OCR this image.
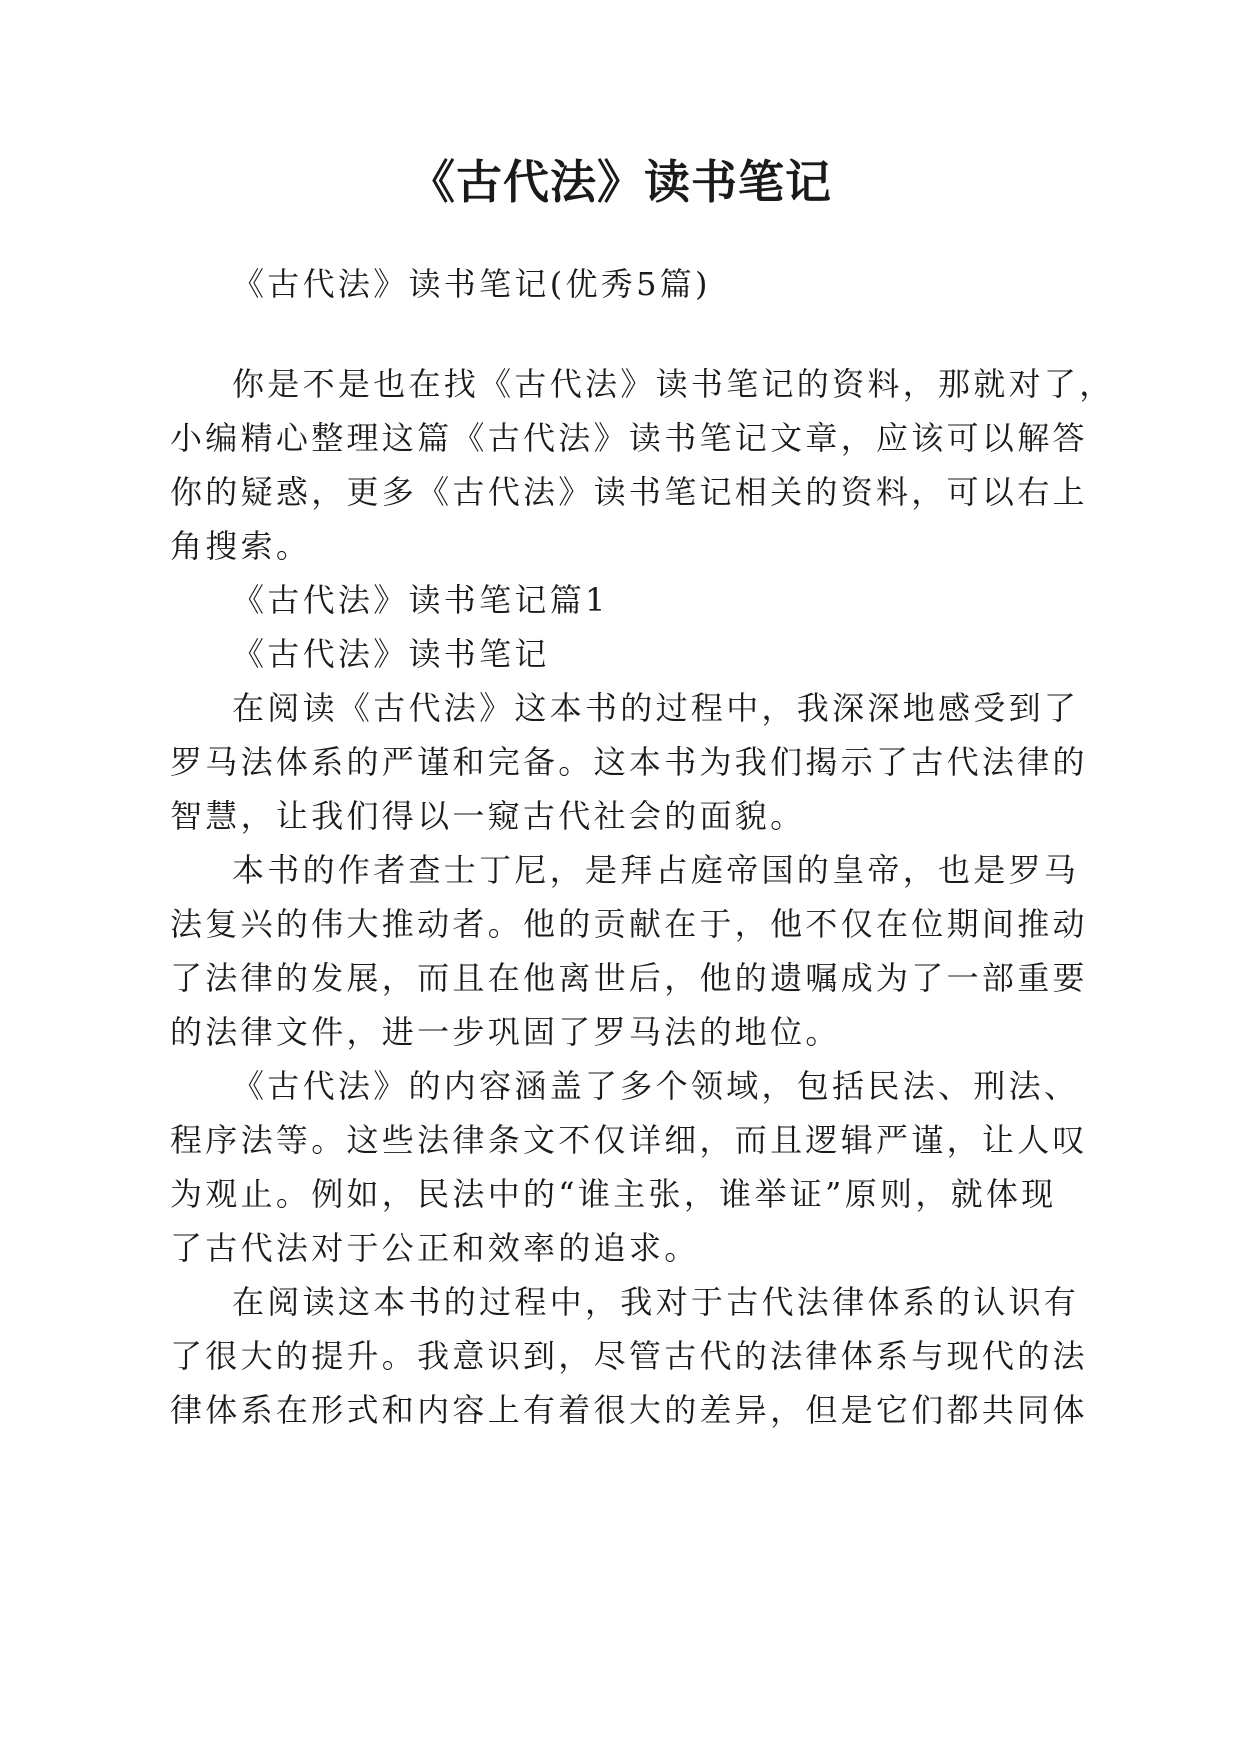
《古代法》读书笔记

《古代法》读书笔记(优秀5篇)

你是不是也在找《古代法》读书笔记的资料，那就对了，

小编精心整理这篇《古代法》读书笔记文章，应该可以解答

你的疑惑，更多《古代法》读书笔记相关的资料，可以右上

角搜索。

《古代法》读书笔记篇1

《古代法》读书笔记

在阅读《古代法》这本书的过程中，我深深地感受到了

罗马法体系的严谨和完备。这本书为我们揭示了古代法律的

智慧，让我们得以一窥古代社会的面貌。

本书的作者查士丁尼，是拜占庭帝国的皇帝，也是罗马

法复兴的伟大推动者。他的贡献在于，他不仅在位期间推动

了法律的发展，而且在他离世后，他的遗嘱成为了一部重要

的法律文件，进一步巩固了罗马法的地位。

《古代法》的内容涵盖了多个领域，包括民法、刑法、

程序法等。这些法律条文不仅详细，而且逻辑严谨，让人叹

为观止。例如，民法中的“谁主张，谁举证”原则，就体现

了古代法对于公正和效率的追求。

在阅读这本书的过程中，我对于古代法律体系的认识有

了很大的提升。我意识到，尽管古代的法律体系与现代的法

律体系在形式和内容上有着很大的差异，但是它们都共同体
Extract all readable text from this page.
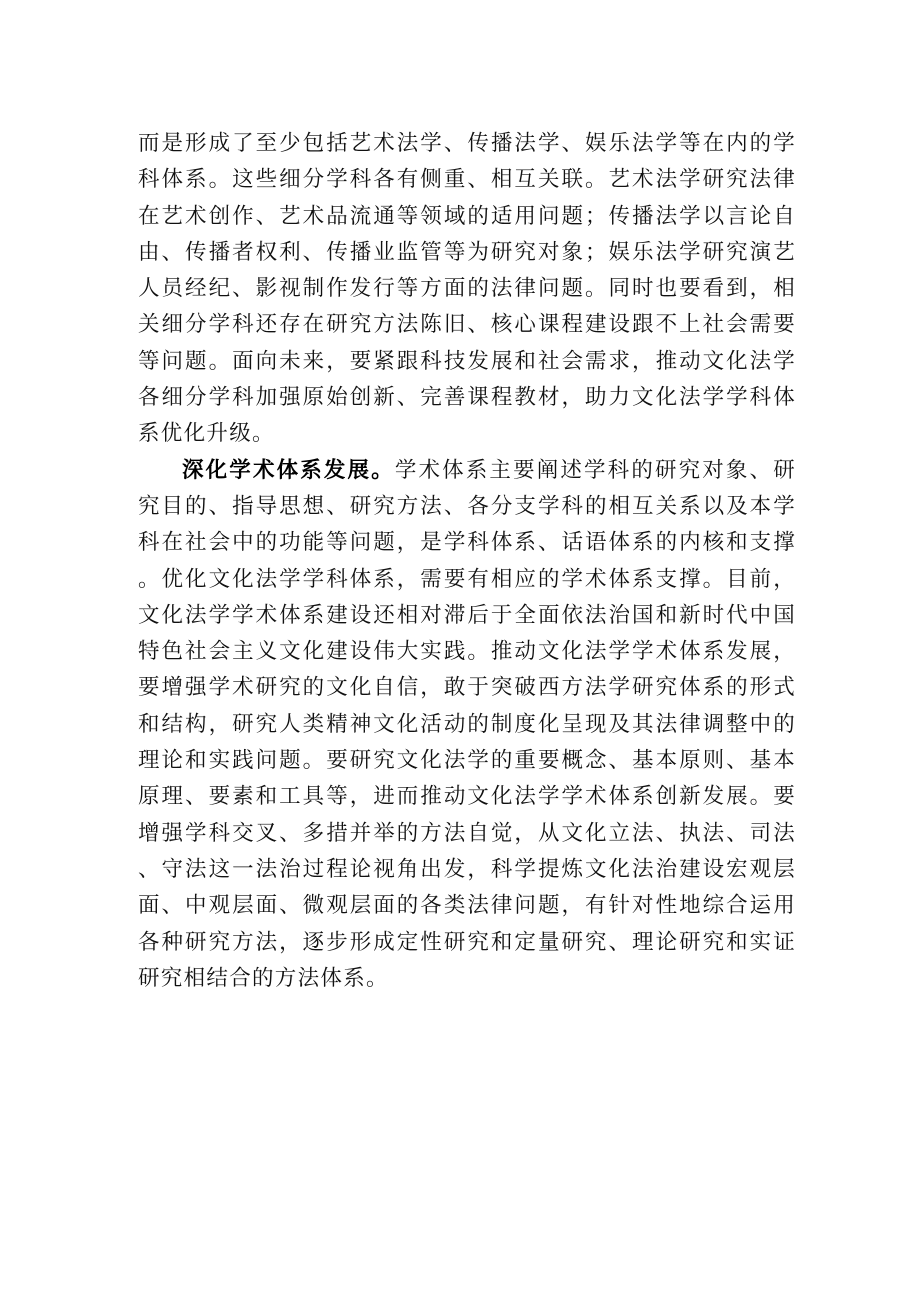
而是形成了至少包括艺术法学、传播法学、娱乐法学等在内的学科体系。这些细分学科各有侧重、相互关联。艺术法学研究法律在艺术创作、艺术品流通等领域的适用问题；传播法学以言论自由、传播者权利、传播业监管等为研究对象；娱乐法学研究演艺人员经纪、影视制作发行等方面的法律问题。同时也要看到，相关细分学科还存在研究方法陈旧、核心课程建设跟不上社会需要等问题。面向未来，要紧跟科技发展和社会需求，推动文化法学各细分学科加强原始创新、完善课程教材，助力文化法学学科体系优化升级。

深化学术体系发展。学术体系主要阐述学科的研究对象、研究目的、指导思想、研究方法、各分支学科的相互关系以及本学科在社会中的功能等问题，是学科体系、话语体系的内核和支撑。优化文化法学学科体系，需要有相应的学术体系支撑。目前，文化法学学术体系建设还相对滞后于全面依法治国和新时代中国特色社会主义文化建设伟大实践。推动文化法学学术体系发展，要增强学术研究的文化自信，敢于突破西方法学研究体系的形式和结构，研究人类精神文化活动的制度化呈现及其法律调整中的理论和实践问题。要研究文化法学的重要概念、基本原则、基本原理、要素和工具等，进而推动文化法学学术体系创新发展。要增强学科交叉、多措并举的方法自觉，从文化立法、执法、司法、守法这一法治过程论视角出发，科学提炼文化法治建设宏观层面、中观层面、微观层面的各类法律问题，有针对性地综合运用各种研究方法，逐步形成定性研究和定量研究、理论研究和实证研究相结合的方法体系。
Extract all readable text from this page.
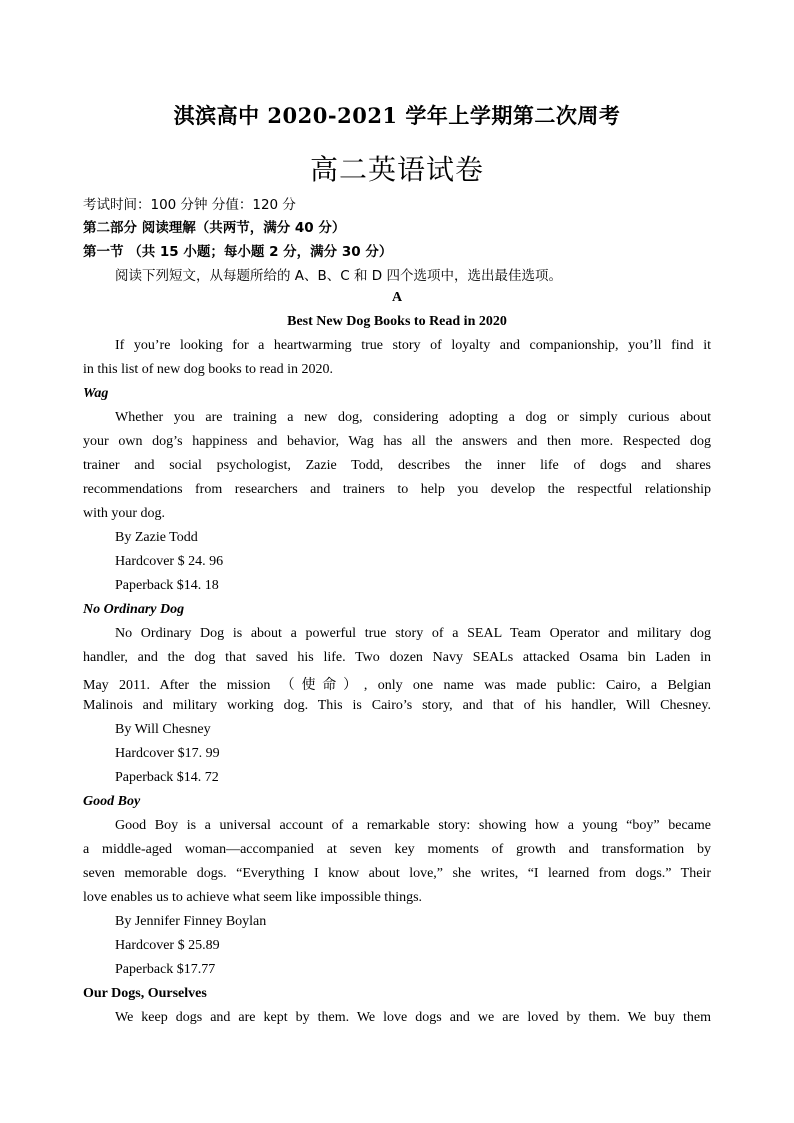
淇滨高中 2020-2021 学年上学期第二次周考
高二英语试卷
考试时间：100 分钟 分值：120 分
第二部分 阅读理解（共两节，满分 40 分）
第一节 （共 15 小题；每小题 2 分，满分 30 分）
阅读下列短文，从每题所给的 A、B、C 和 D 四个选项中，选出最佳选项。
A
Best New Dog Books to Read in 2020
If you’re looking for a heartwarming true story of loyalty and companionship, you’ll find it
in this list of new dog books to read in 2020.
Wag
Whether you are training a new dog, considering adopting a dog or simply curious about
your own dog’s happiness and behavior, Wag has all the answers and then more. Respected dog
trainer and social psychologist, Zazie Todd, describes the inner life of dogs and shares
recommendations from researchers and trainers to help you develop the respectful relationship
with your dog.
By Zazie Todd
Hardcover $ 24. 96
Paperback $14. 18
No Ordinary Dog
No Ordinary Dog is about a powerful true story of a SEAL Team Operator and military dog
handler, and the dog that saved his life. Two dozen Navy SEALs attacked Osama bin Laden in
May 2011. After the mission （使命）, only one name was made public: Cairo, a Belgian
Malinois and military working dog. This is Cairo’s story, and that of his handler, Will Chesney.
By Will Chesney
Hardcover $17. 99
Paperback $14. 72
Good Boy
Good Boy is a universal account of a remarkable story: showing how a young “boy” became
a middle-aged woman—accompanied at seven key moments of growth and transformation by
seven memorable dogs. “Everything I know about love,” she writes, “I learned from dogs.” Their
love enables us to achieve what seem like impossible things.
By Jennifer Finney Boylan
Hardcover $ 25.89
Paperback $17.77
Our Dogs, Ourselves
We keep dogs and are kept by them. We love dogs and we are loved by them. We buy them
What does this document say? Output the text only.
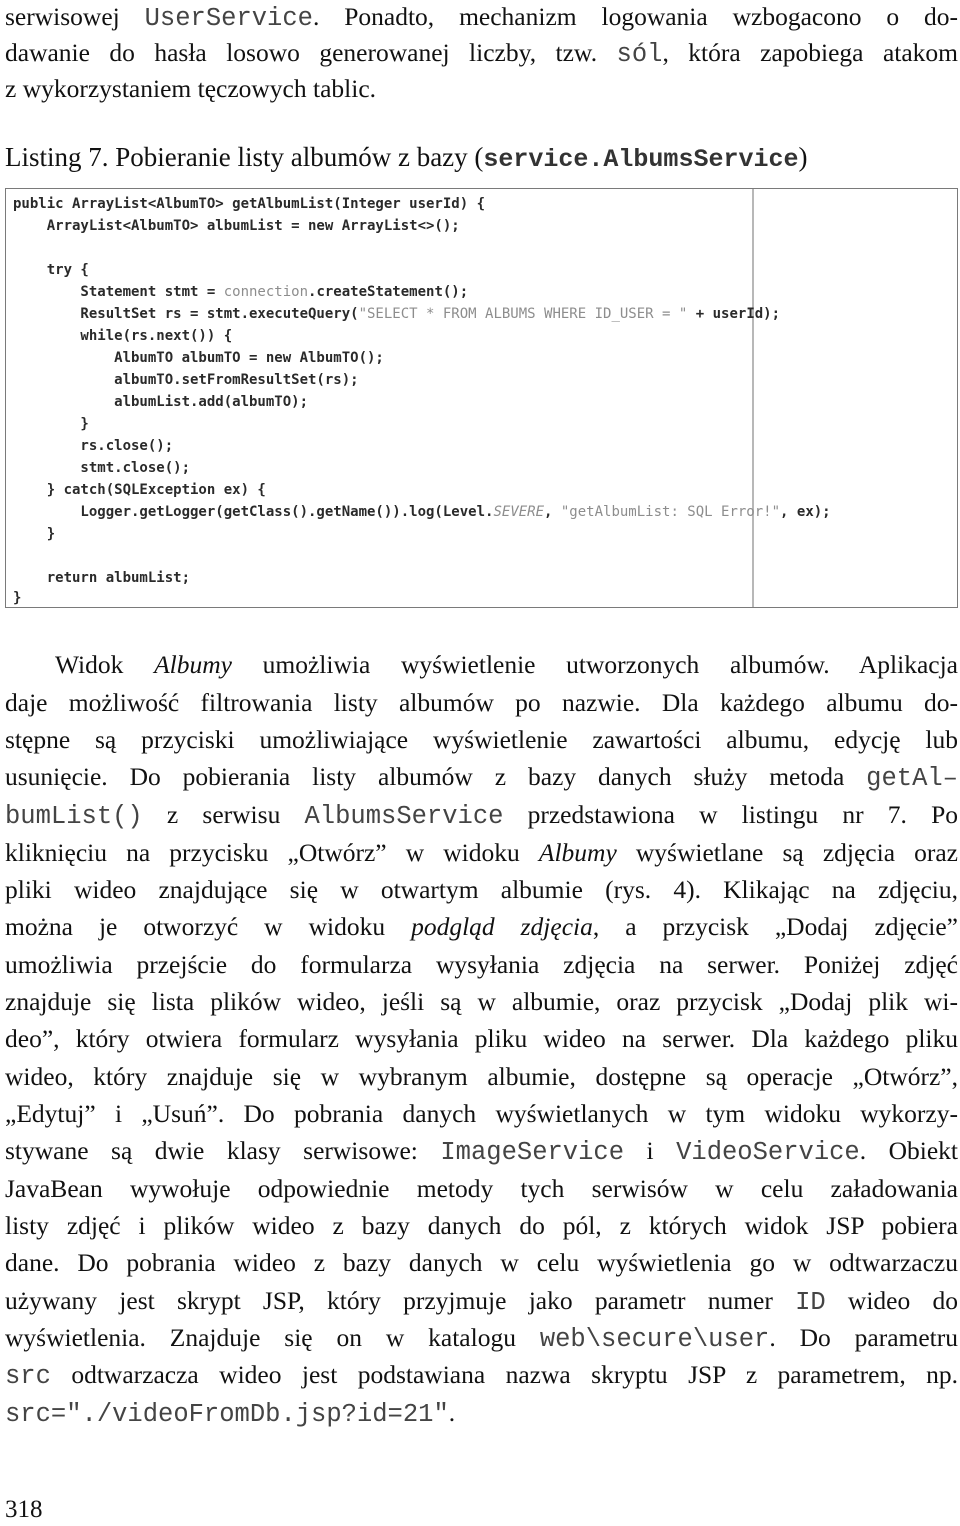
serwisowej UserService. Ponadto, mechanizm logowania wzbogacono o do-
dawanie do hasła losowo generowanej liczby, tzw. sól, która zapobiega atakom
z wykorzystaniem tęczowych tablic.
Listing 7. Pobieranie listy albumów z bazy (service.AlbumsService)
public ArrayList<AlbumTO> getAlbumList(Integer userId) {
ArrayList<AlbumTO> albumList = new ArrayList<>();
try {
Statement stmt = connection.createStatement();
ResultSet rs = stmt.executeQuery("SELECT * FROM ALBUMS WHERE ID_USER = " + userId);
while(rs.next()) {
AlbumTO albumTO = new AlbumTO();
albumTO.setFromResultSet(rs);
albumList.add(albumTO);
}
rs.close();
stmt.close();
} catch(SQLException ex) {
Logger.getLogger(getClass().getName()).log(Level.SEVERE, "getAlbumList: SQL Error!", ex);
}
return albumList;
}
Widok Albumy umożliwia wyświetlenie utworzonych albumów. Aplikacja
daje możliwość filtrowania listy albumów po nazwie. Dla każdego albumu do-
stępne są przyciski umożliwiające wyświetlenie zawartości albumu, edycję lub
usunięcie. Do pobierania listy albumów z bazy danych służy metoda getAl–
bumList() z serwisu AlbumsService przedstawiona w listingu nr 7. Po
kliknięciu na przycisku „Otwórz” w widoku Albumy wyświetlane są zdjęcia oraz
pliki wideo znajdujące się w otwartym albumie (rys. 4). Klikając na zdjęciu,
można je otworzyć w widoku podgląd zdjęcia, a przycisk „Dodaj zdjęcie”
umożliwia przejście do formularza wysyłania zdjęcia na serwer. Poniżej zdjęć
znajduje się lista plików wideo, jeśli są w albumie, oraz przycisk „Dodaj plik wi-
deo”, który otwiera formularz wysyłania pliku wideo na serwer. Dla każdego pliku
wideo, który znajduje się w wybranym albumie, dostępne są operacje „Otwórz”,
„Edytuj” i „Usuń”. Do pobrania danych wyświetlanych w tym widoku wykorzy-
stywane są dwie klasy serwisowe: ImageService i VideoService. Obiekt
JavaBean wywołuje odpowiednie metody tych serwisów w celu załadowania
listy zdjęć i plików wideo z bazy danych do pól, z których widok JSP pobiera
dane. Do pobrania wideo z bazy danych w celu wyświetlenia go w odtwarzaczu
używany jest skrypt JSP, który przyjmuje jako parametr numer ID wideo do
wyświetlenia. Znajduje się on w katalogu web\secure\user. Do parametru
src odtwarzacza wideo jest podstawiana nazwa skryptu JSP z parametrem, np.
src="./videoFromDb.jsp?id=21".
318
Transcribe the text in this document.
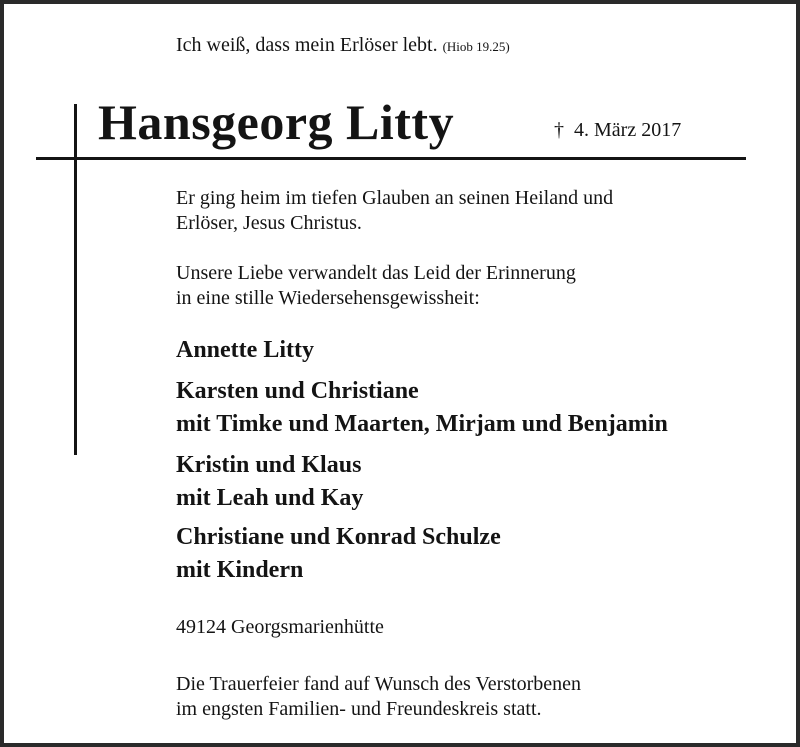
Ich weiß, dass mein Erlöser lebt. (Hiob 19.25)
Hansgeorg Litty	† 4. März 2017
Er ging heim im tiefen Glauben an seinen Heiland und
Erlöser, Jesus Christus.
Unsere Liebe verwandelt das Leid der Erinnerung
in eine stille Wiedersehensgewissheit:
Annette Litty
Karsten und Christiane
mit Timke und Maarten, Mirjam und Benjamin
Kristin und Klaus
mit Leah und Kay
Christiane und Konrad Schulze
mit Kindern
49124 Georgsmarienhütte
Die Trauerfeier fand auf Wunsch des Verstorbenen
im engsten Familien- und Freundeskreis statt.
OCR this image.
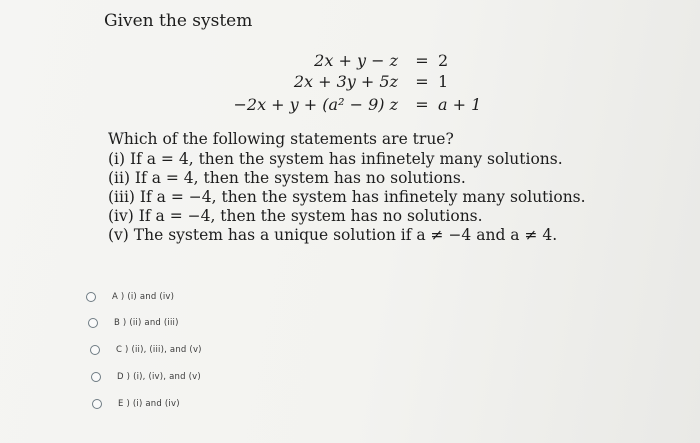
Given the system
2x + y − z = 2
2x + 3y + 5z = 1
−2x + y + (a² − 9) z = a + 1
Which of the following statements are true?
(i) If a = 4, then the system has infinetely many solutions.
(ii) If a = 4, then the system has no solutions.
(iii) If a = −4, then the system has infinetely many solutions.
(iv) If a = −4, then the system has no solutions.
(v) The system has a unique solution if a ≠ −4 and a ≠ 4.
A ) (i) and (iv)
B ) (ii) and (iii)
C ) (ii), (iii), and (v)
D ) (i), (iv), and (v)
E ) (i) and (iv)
════
Requirements - Among the lines of the listing, how many hold the string "Cairo"? Respond with only the number.

Exercise output - 2